--- BEGIN ---
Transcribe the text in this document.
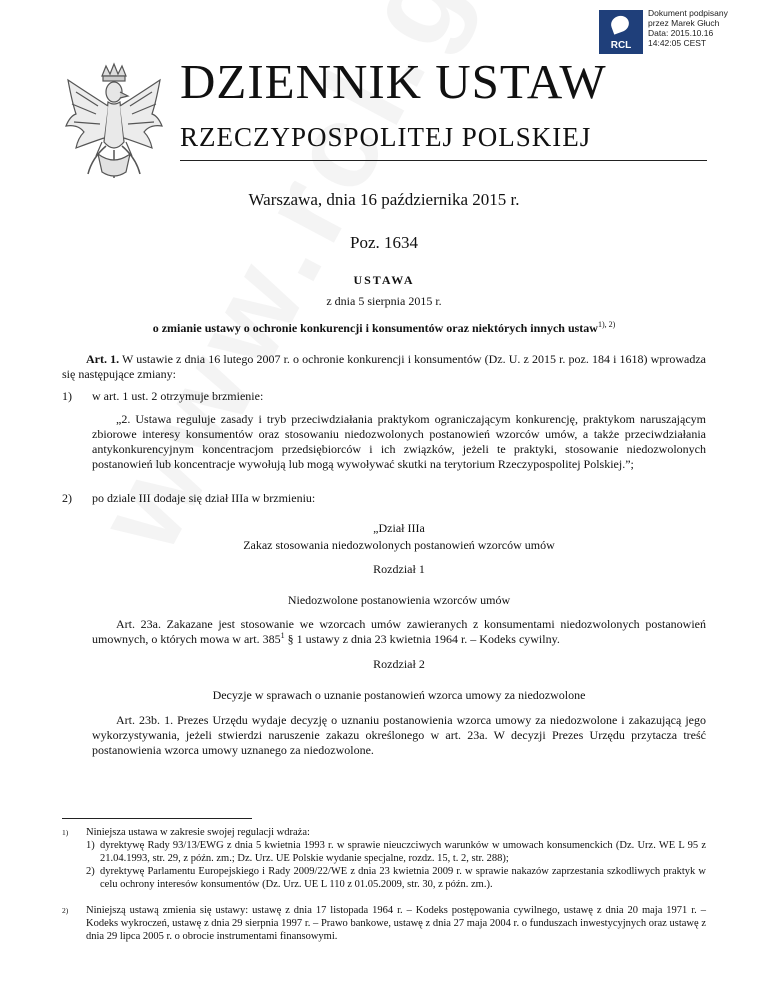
RCL
Dokument podpisany
przez Marek Głuch
Data: 2015.10.16
14:42:05 CEST
DZIENNIK USTAW
RZECZYPOSPOLITEJ POLSKIEJ
Warszawa, dnia 16 października 2015 r.
Poz. 1634
USTAWA
z dnia 5 sierpnia 2015 r.
o zmianie ustawy o ochronie konkurencji i konsumentów oraz niektórych innych ustaw$^{1), 2)}$
Art. 1. W ustawie z dnia 16 lutego 2007 r. o ochronie konkurencji i konsumentów (Dz. U. z 2015 r. poz. 184 i 1618) wprowadza się następujące zmiany:
1) w art. 1 ust. 2 otrzymuje brzmienie:
„2. Ustawa reguluje zasady i tryb przeciwdziałania praktykom ograniczającym konkurencję, praktykom naruszającym zbiorowe interesy konsumentów oraz stosowaniu niedozwolonych postanowień wzorców umów, a także przeciwdziałania antykonkurencyjnym koncentracjom przedsiębiorców i ich związków, jeżeli te praktyki, stosowanie niedozwolonych postanowień lub koncentracje wywołują lub mogą wywoływać skutki na terytorium Rzeczypospolitej Polskiej.”;
2) po dziale III dodaje się dział IIIa w brzmieniu:
„Dział IIIa
Zakaz stosowania niedozwolonych postanowień wzorców umów
Rozdział 1
Niedozwolone postanowienia wzorców umów
Art. 23a. Zakazane jest stosowanie we wzorcach umów zawieranych z konsumentami niedozwolonych postanowień umownych, o których mowa w art. $385^1$ § 1 ustawy z dnia 23 kwietnia 1964 r. – Kodeks cywilny.
Rozdział 2
Decyzje w sprawach o uznanie postanowień wzorca umowy za niedozwolone
Art. 23b. 1. Prezes Urzędu wydaje decyzję o uznaniu postanowienia wzorca umowy za niedozwolone i zakazującą jego wykorzystywania, jeżeli stwierdzi naruszenie zakazu określonego w art. 23a. W decyzji Prezes Urzędu przytacza treść postanowienia wzorca umowy uznanego za niedozwolone.
1) Niniejsza ustawa w zakresie swojej regulacji wdraża:
1) dyrektywę Rady 93/13/EWG z dnia 5 kwietnia 1993 r. w sprawie nieuczciwych warunków w umowach konsumenckich (Dz. Urz. WE L 95 z 21.04.1993, str. 29, z późn. zm.; Dz. Urz. UE Polskie wydanie specjalne, rozdz. 15, t. 2, str. 288);
2) dyrektywę Parlamentu Europejskiego i Rady 2009/22/WE z dnia 23 kwietnia 2009 r. w sprawie nakazów zaprzestania szkodliwych praktyk w celu ochrony interesów konsumentów (Dz. Urz. UE L 110 z 01.05.2009, str. 30, z późn. zm.).
2) Niniejszą ustawą zmienia się ustawy: ustawę z dnia 17 listopada 1964 r. – Kodeks postępowania cywilnego, ustawę z dnia 20 maja 1971 r. – Kodeks wykroczeń, ustawę z dnia 29 sierpnia 1997 r. – Prawo bankowe, ustawę z dnia 27 maja 2004 r. o funduszach inwestycyjnych oraz ustawę z dnia 29 lipca 2005 r. o obrocie instrumentami finansowymi.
--- END ---
**Exercise description**: Review the preceding data and report every line that includes the string "późn".

**Output below**:
1) dyrektywę Rady 93/13/EWG z dnia 5 kwietnia 1993 r. w sprawie nieuczciwych warunków w umowach konsumenckich (Dz. Urz. WE L 95 z 21.04.1993, str. 29, z późn. zm.; Dz. Urz. UE Polskie wydanie specjalne, rozdz. 15, t. 2, str. 288);
2) dyrektywę Parlamentu Europejskiego i Rady 2009/22/WE z dnia 23 kwietnia 2009 r. w sprawie nakazów zaprzestania szkodliwych praktyk w celu ochrony interesów konsumentów (Dz. Urz. UE L 110 z 01.05.2009, str. 30, z późn. zm.).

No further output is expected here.